- **EXCERPT TO READ**:
━━━━━━━━━━

Write a data frame to a comma-delimited file: readr::write_csv

Arguments Default Option
file File or connection
delim ',', ';', '/'
na "NA" string
append FALSE FALSE/TRUE
col_names TRUE FALSE/TRUE
quote_escape "double" "double", "backslash", "none"
eol "\n"
  1. append: If FALSE, will overwrite existing file. If TRUE, will append to existing file. In both cases, if the file does not exist a new file is created.

    getwd()
    if (!dir.exists('./output')) {dir.create('./output')}
    
    write_csv(sas, "./output/output.csv", append = FALSE)
    write_csv(sas, "./output/output.csv", append = TRUE) 
  2. col_names: If FALSE, column names will not be included at the top of the file. If TRUE, column names will be included. If not specified, col_names will take the opposite value given to append.

    write_csv(sas, "./output/output.csv", col_names = FALSE)
    write_csv(sas, "./output/output.csv", col_names = TRUE)
  3. eol: The end of line character to use. Most commonly either "\n" for Unix style newlines, or "\r\n" for Windows style newlines.

━━━━━━━━━━

- **EXTRACTED MATERIAL**:
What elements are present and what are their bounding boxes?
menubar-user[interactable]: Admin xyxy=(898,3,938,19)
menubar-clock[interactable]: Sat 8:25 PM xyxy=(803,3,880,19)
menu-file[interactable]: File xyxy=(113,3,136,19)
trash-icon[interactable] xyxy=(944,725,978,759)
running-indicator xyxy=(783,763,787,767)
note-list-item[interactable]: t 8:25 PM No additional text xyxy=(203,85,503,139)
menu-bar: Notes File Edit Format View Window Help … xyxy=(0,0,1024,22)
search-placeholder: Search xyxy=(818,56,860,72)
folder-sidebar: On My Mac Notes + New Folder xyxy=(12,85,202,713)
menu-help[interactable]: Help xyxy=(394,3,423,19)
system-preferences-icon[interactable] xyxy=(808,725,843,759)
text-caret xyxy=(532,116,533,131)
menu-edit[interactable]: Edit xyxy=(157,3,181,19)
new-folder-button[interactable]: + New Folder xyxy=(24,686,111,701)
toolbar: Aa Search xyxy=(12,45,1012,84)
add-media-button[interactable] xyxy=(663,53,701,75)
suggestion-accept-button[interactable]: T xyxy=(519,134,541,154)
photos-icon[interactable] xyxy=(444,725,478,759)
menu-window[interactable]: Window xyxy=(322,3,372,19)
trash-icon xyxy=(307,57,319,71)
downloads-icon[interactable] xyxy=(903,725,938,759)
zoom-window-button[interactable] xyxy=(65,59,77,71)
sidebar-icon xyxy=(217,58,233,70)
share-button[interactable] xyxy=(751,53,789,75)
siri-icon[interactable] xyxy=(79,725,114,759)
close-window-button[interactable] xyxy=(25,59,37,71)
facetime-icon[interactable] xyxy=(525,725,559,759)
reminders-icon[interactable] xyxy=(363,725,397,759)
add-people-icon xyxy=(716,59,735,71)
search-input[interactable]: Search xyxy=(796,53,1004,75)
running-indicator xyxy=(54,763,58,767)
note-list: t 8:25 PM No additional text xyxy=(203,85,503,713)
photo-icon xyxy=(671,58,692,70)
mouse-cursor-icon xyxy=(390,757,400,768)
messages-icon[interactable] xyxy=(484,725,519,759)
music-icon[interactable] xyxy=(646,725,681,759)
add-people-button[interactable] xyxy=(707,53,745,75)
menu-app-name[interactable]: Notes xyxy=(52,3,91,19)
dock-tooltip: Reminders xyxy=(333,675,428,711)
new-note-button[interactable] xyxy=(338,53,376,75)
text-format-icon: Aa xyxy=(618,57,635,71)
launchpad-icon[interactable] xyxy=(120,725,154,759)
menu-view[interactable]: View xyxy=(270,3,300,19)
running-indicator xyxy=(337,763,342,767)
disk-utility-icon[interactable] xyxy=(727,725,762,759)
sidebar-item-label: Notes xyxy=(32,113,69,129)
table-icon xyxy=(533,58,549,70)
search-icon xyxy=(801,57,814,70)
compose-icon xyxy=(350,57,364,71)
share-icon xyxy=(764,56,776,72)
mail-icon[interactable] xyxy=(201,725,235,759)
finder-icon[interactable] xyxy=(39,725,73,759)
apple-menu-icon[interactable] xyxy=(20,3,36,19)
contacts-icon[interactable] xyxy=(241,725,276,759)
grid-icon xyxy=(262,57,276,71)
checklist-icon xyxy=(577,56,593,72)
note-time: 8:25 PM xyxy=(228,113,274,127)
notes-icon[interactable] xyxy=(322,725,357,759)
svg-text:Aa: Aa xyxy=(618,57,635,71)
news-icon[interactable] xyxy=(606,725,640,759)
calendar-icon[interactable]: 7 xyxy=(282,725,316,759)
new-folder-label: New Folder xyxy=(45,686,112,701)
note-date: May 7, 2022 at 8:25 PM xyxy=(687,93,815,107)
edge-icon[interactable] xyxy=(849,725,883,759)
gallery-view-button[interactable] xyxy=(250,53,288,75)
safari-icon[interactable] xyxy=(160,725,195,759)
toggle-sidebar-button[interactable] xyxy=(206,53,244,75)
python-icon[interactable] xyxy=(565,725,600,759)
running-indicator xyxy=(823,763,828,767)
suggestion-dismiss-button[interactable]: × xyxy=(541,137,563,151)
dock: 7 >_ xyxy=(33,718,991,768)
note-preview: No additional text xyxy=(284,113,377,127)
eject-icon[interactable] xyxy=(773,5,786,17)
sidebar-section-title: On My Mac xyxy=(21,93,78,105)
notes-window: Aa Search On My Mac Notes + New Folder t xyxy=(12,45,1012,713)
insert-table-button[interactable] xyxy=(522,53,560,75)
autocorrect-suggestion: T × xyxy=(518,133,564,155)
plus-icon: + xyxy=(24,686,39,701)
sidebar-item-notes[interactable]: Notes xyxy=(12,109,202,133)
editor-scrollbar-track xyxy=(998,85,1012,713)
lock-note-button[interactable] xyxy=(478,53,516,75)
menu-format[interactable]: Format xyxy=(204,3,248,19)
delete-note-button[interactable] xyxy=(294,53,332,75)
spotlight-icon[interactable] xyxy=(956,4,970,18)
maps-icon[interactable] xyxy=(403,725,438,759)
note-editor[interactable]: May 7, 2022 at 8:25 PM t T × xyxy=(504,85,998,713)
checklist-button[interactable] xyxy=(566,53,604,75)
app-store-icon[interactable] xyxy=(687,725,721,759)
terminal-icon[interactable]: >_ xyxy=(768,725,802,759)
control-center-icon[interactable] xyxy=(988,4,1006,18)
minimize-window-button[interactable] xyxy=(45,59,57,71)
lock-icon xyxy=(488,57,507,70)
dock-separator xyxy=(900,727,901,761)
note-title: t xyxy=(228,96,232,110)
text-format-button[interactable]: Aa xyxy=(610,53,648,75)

━━━━━━━━━━

- **REQUESTS**:
1. In the write_csv excerpt, translate this sentence into Spanish: "In both cases, if the file does not exist a new file is created."
2. Using the write_csv excerpt, decide whether each statement agrees with it. For each, answer yes or no and quote the words that decide it.
(a) Setting append to TRUE overwrites an existing file.
(b) When col_names is not specified, it takes the opposite of the value given to append.
(c) "\r\n" is given as the Windows style newline.
3. Write out the stretch of the write_csv excerpt from "2. col_names: If" through "col_names = FALSE)".

- **EXERCISE SOLUTIONS**:
1. En ambos casos, si el archivo no existe, se crea un archivo nuevo.

2.
(a) No: "If TRUE, will append to existing file."
(b) Yes: "If not specified, col_names will take the opposite value given to append."
(c) Yes: "or "\r\n" for Windows style newlines"

3.
2. col_names: If FALSE, column names will not be included at the top of the file. If TRUE, column names will be included. If not specified, col_names will take the opposite value given to append.

    write_csv(sas, "./output/output.csv", col_names = FALSE)